In the listing below, find every line with the string "JSON" and pull it out.

## Begin Exercise input

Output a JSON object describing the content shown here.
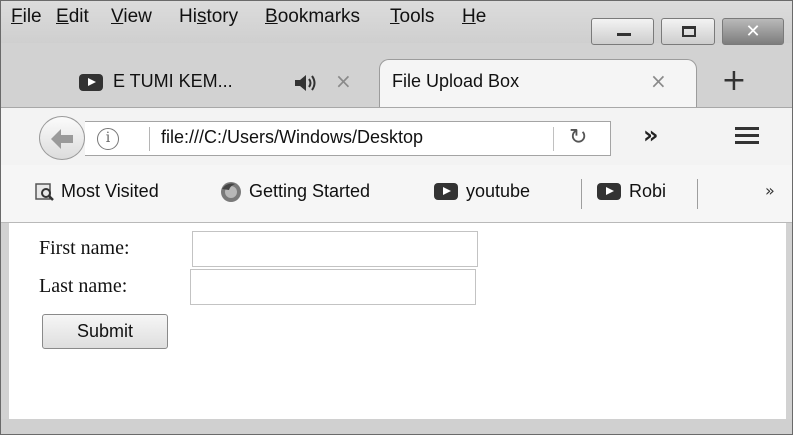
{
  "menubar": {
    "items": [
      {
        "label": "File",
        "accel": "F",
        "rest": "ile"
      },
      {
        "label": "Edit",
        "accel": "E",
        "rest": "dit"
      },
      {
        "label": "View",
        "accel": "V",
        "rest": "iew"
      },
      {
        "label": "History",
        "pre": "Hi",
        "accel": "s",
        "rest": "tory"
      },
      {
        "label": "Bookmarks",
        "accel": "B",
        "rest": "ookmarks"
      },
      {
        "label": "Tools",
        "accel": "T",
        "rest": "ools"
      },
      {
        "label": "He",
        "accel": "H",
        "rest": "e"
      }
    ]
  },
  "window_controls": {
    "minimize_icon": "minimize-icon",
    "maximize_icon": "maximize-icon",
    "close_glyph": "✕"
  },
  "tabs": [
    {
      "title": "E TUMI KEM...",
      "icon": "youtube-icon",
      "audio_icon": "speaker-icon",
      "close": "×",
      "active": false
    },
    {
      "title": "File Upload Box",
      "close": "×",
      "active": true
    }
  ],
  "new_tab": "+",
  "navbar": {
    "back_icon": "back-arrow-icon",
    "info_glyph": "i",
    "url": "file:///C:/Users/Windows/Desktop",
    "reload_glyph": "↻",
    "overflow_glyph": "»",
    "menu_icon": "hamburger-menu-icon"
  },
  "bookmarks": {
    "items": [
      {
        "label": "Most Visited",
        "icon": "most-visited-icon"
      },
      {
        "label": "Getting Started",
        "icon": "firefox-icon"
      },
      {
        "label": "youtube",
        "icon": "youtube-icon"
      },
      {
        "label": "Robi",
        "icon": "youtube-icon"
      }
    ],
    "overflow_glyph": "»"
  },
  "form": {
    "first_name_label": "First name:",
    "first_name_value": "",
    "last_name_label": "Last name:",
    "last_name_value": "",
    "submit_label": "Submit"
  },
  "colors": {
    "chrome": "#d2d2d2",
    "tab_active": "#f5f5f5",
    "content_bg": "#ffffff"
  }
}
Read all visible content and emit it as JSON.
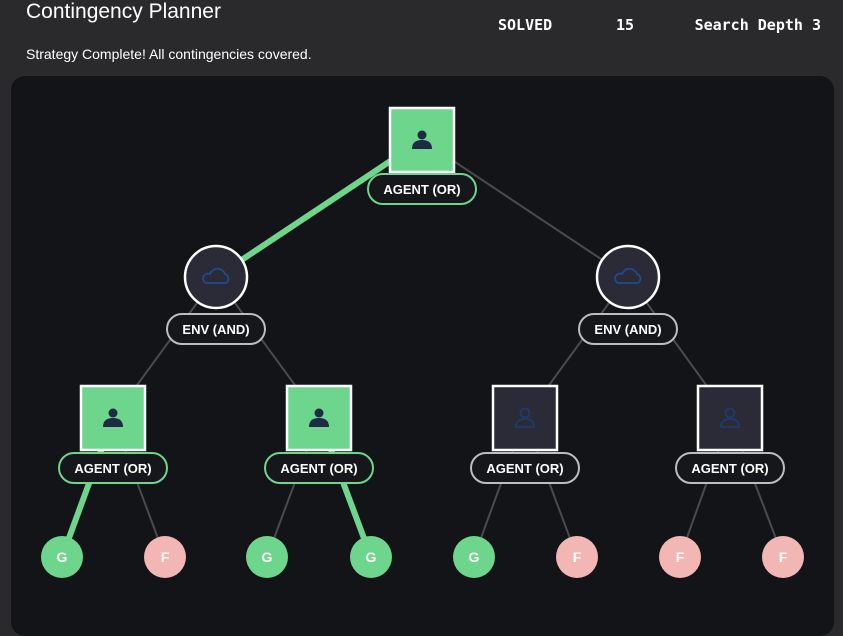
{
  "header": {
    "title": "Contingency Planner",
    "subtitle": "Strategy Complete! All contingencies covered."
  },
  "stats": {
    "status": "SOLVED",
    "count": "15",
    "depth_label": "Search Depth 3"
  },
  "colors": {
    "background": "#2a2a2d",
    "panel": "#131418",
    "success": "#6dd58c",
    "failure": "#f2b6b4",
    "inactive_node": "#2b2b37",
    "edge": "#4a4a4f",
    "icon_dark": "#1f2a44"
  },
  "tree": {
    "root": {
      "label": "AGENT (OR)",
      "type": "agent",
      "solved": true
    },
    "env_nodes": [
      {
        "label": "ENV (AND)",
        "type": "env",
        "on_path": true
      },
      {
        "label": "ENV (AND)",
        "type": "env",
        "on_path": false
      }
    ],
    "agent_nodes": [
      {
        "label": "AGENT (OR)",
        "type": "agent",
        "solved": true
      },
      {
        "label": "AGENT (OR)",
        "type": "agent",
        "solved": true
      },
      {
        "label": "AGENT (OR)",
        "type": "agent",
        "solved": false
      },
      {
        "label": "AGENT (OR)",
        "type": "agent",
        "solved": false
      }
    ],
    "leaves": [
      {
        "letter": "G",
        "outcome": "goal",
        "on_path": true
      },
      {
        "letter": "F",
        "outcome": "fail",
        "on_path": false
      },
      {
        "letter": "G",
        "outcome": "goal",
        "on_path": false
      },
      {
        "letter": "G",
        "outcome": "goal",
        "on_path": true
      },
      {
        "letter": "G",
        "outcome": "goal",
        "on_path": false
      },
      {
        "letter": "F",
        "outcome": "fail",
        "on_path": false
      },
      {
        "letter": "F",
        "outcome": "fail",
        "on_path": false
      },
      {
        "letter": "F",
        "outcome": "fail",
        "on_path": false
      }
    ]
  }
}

## End Exercise input
## Begin Exercise input

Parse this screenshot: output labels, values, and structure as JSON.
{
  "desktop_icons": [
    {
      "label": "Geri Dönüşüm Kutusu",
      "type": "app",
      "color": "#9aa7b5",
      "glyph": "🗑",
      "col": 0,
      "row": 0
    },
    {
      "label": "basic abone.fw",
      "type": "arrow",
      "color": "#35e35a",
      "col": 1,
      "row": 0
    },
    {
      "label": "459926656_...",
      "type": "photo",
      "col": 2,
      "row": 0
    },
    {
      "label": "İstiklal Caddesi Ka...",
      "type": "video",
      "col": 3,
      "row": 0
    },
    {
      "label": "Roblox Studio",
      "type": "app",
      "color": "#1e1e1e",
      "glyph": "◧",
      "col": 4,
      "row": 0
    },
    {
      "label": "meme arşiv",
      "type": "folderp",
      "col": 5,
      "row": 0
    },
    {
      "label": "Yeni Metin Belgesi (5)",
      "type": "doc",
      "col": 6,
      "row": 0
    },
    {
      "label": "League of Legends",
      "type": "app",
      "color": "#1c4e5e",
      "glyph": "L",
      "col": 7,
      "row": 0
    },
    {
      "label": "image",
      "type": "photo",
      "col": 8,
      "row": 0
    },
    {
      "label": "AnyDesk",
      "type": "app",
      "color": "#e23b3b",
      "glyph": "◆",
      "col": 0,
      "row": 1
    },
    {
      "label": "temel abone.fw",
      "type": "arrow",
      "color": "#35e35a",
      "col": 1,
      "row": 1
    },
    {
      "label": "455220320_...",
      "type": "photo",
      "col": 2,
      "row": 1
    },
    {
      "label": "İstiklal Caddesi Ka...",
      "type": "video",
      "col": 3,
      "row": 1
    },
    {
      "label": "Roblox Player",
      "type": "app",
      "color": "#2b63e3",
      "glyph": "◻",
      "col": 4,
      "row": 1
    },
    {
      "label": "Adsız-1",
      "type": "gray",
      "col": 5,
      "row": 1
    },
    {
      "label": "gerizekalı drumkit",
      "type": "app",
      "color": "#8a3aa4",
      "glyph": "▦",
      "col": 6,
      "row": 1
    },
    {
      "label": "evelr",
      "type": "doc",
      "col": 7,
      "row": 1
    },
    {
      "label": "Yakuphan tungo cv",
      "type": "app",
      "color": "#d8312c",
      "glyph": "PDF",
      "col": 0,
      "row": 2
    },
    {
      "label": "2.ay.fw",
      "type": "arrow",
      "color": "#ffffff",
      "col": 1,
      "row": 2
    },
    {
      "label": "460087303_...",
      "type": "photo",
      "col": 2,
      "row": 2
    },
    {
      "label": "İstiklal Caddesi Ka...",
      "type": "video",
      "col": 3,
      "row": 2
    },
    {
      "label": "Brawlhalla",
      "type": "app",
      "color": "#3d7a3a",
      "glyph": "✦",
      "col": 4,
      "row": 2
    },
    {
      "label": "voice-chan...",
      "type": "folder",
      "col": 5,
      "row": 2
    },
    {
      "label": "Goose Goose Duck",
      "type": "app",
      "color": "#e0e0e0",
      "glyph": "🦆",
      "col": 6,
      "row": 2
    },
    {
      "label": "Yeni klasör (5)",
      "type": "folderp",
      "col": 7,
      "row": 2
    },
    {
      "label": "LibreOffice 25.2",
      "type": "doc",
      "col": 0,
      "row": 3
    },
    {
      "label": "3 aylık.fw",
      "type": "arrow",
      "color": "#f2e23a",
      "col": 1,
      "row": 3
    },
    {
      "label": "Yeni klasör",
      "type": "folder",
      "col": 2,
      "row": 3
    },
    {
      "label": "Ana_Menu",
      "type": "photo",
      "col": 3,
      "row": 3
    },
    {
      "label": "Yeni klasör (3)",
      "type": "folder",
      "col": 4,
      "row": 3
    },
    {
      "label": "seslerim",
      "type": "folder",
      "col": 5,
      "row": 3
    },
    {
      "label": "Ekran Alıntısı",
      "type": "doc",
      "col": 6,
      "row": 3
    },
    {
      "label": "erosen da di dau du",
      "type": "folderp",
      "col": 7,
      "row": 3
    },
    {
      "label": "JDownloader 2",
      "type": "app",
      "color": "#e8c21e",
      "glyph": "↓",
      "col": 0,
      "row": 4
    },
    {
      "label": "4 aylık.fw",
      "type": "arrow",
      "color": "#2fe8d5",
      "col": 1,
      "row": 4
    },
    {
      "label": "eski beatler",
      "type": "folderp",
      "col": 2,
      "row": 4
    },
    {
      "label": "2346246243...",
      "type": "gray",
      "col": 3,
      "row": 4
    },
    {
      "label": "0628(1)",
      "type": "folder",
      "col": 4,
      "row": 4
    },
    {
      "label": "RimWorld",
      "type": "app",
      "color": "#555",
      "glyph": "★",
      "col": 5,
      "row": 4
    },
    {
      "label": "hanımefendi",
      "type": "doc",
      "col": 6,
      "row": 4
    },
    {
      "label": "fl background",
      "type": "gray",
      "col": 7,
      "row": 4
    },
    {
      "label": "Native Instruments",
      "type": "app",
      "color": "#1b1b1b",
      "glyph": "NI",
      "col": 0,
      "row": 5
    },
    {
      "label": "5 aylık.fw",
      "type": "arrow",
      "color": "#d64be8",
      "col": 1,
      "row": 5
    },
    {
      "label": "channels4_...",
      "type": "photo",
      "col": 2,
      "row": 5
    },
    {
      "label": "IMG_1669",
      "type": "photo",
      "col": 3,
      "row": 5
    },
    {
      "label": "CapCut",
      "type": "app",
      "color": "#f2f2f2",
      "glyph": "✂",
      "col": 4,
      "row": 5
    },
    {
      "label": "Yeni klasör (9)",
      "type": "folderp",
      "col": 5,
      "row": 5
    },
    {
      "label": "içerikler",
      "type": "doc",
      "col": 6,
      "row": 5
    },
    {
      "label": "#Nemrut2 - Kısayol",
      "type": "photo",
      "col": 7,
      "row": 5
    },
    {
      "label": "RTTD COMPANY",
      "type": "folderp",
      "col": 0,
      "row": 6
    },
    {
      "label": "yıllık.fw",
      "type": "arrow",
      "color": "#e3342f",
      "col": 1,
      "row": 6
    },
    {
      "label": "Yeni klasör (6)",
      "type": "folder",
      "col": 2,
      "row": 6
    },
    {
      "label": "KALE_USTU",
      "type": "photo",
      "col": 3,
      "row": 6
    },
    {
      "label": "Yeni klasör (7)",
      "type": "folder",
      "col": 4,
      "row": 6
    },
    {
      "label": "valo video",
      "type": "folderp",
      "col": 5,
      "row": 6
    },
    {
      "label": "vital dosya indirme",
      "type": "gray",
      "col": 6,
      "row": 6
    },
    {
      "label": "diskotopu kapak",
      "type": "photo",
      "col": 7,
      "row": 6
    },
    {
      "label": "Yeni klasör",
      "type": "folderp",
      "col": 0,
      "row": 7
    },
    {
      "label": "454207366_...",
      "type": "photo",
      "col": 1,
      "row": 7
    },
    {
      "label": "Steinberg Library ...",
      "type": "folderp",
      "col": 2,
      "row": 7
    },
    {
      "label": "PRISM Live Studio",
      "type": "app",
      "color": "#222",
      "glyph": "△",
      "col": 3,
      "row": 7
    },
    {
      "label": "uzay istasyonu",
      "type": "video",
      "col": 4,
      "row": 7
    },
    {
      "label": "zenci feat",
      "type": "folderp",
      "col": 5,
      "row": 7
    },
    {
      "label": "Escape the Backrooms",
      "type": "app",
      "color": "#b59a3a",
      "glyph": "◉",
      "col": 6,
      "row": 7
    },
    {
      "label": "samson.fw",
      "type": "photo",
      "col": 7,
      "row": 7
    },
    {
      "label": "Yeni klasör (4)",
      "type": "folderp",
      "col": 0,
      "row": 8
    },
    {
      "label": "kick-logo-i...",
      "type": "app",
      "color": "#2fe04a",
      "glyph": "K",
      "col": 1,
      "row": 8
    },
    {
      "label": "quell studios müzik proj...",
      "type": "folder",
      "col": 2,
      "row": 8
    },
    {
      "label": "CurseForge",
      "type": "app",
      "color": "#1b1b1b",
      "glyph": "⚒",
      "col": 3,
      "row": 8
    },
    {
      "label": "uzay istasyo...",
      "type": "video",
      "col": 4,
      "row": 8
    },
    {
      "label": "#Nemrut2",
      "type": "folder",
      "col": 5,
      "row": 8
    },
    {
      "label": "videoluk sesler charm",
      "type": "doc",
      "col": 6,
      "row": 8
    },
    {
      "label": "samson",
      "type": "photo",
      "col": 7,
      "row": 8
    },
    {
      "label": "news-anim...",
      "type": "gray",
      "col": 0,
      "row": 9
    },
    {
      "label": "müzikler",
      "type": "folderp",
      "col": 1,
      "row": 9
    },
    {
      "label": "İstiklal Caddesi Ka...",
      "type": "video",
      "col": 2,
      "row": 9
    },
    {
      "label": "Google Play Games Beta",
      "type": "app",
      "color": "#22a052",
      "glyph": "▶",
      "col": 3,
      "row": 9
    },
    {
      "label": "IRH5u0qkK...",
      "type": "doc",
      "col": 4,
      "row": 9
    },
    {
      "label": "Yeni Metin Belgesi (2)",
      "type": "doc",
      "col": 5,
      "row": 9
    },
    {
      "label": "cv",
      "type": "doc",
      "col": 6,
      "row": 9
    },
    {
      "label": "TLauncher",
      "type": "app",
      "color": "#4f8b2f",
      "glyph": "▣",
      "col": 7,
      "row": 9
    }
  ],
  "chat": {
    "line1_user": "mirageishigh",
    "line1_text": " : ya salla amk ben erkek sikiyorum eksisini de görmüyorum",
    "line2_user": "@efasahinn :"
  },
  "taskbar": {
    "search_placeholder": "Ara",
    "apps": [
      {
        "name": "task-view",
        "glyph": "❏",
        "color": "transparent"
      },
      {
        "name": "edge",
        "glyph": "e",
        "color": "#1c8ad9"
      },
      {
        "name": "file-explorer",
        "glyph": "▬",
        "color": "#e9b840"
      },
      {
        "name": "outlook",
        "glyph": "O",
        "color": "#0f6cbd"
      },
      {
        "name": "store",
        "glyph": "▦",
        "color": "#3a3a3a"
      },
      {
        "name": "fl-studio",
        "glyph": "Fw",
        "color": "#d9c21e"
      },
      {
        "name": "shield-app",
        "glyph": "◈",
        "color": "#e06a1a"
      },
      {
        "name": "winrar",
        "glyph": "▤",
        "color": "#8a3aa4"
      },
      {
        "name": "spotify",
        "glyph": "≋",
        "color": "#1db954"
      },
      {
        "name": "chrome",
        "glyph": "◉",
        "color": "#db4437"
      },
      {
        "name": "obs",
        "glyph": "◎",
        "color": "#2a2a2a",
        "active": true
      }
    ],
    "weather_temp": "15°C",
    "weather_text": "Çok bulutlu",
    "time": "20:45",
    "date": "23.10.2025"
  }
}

## End Exercise input

Task solution:
Output a JSON object describing the content shown here.
Read all visible content and emit it as JSON.
Parse this screenshot: output labels, values, and structure as JSON.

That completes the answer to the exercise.